>> START Input rows
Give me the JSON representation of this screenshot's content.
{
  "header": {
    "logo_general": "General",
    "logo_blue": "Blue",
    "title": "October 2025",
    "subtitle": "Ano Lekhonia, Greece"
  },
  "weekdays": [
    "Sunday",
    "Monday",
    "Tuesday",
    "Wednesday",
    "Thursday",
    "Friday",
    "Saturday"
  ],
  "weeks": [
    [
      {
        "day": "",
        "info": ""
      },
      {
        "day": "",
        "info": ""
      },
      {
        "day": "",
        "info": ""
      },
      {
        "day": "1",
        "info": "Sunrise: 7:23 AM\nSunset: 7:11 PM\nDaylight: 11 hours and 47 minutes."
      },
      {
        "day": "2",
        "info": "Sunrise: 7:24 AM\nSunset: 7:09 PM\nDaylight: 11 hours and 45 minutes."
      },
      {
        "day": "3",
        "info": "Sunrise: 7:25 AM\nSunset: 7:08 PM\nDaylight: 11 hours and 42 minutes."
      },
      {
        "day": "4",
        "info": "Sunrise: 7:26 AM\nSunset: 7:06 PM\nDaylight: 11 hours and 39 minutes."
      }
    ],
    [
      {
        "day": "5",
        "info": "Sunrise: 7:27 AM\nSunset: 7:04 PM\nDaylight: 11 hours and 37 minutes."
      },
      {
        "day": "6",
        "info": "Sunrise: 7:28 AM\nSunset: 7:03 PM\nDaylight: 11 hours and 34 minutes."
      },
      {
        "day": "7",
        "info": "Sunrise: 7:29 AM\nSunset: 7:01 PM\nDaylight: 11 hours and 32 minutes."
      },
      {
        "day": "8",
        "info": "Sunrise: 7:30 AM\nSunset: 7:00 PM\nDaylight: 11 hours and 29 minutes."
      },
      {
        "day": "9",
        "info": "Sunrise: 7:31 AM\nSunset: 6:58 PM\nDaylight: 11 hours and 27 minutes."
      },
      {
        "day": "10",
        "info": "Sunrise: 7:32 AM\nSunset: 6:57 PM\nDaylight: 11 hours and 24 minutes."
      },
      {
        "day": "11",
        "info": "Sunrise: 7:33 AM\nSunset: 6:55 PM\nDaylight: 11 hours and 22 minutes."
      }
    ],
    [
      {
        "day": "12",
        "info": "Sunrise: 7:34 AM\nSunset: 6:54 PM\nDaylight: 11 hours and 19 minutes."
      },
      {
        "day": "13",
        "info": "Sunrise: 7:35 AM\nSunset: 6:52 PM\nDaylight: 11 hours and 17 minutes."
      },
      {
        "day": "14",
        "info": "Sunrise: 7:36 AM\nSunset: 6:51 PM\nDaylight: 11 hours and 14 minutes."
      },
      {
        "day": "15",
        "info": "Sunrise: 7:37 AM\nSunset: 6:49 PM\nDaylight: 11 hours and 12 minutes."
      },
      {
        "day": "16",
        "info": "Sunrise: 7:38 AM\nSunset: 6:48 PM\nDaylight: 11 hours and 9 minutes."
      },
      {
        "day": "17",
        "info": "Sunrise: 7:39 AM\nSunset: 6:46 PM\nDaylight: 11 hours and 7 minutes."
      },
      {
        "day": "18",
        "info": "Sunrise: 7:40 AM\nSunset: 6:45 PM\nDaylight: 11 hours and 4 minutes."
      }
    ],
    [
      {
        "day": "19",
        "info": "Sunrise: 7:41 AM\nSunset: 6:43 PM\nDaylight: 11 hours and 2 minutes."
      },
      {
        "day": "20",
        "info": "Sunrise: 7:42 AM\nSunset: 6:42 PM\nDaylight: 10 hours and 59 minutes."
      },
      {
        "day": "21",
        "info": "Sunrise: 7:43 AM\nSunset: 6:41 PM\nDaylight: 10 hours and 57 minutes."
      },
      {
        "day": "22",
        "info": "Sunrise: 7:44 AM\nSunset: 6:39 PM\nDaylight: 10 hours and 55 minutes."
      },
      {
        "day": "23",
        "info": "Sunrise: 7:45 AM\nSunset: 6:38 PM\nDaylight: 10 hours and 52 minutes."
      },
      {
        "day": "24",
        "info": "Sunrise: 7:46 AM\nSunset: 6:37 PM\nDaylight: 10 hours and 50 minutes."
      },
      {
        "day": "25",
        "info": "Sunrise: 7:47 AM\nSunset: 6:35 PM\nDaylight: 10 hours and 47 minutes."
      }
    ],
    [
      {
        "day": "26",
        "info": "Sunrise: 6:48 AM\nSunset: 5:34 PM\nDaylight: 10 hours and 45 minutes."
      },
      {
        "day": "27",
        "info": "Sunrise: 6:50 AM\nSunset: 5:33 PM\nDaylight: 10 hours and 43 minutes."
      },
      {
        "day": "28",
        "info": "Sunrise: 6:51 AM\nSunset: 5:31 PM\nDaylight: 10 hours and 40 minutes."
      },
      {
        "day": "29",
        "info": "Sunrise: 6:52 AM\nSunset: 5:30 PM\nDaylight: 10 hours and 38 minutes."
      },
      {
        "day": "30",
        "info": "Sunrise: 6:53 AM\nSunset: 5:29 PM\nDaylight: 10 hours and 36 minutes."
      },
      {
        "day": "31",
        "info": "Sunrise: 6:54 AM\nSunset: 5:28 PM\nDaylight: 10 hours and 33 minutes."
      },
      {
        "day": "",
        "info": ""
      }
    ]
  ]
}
>> END Input rows
■ Requirements:
Reproduce the material above exactly; please quote every line of it.

■ Solution below:
Give me the JSON representation of this screenshot's content.
{
  "header": {
    "logo_general": "General",
    "logo_blue": "Blue",
    "title": "October 2025",
    "subtitle": "Ano Lekhonia, Greece"
  },
  "weekdays": [
    "Sunday",
    "Monday",
    "Tuesday",
    "Wednesday",
    "Thursday",
    "Friday",
    "Saturday"
  ],
  "weeks": [
    [
      {
        "day": "",
        "info": ""
      },
      {
        "day": "",
        "info": ""
      },
      {
        "day": "",
        "info": ""
      },
      {
        "day": "1",
        "info": "Sunrise: 7:23 AM\nSunset: 7:11 PM\nDaylight: 11 hours and 47 minutes."
      },
      {
        "day": "2",
        "info": "Sunrise: 7:24 AM\nSunset: 7:09 PM\nDaylight: 11 hours and 45 minutes."
      },
      {
        "day": "3",
        "info": "Sunrise: 7:25 AM\nSunset: 7:08 PM\nDaylight: 11 hours and 42 minutes."
      },
      {
        "day": "4",
        "info": "Sunrise: 7:26 AM\nSunset: 7:06 PM\nDaylight: 11 hours and 39 minutes."
      }
    ],
    [
      {
        "day": "5",
        "info": "Sunrise: 7:27 AM\nSunset: 7:04 PM\nDaylight: 11 hours and 37 minutes."
      },
      {
        "day": "6",
        "info": "Sunrise: 7:28 AM\nSunset: 7:03 PM\nDaylight: 11 hours and 34 minutes."
      },
      {
        "day": "7",
        "info": "Sunrise: 7:29 AM\nSunset: 7:01 PM\nDaylight: 11 hours and 32 minutes."
      },
      {
        "day": "8",
        "info": "Sunrise: 7:30 AM\nSunset: 7:00 PM\nDaylight: 11 hours and 29 minutes."
      },
      {
        "day": "9",
        "info": "Sunrise: 7:31 AM\nSunset: 6:58 PM\nDaylight: 11 hours and 27 minutes."
      },
      {
        "day": "10",
        "info": "Sunrise: 7:32 AM\nSunset: 6:57 PM\nDaylight: 11 hours and 24 minutes."
      },
      {
        "day": "11",
        "info": "Sunrise: 7:33 AM\nSunset: 6:55 PM\nDaylight: 11 hours and 22 minutes."
      }
    ],
    [
      {
        "day": "12",
        "info": "Sunrise: 7:34 AM\nSunset: 6:54 PM\nDaylight: 11 hours and 19 minutes."
      },
      {
        "day": "13",
        "info": "Sunrise: 7:35 AM\nSunset: 6:52 PM\nDaylight: 11 hours and 17 minutes."
      },
      {
        "day": "14",
        "info": "Sunrise: 7:36 AM\nSunset: 6:51 PM\nDaylight: 11 hours and 14 minutes."
      },
      {
        "day": "15",
        "info": "Sunrise: 7:37 AM\nSunset: 6:49 PM\nDaylight: 11 hours and 12 minutes."
      },
      {
        "day": "16",
        "info": "Sunrise: 7:38 AM\nSunset: 6:48 PM\nDaylight: 11 hours and 9 minutes."
      },
      {
        "day": "17",
        "info": "Sunrise: 7:39 AM\nSunset: 6:46 PM\nDaylight: 11 hours and 7 minutes."
      },
      {
        "day": "18",
        "info": "Sunrise: 7:40 AM\nSunset: 6:45 PM\nDaylight: 11 hours and 4 minutes."
      }
    ],
    [
      {
        "day": "19",
        "info": "Sunrise: 7:41 AM\nSunset: 6:43 PM\nDaylight: 11 hours and 2 minutes."
      },
      {
        "day": "20",
        "info": "Sunrise: 7:42 AM\nSunset: 6:42 PM\nDaylight: 10 hours and 59 minutes."
      },
      {
        "day": "21",
        "info": "Sunrise: 7:43 AM\nSunset: 6:41 PM\nDaylight: 10 hours and 57 minutes."
      },
      {
        "day": "22",
        "info": "Sunrise: 7:44 AM\nSunset: 6:39 PM\nDaylight: 10 hours and 55 minutes."
      },
      {
        "day": "23",
        "info": "Sunrise: 7:45 AM\nSunset: 6:38 PM\nDaylight: 10 hours and 52 minutes."
      },
      {
        "day": "24",
        "info": "Sunrise: 7:46 AM\nSunset: 6:37 PM\nDaylight: 10 hours and 50 minutes."
      },
      {
        "day": "25",
        "info": "Sunrise: 7:47 AM\nSunset: 6:35 PM\nDaylight: 10 hours and 47 minutes."
      }
    ],
    [
      {
        "day": "26",
        "info": "Sunrise: 6:48 AM\nSunset: 5:34 PM\nDaylight: 10 hours and 45 minutes."
      },
      {
        "day": "27",
        "info": "Sunrise: 6:50 AM\nSunset: 5:33 PM\nDaylight: 10 hours and 43 minutes."
      },
      {
        "day": "28",
        "info": "Sunrise: 6:51 AM\nSunset: 5:31 PM\nDaylight: 10 hours and 40 minutes."
      },
      {
        "day": "29",
        "info": "Sunrise: 6:52 AM\nSunset: 5:30 PM\nDaylight: 10 hours and 38 minutes."
      },
      {
        "day": "30",
        "info": "Sunrise: 6:53 AM\nSunset: 5:29 PM\nDaylight: 10 hours and 36 minutes."
      },
      {
        "day": "31",
        "info": "Sunrise: 6:54 AM\nSunset: 5:28 PM\nDaylight: 10 hours and 33 minutes."
      },
      {
        "day": "",
        "info": ""
      }
    ]
  ]
}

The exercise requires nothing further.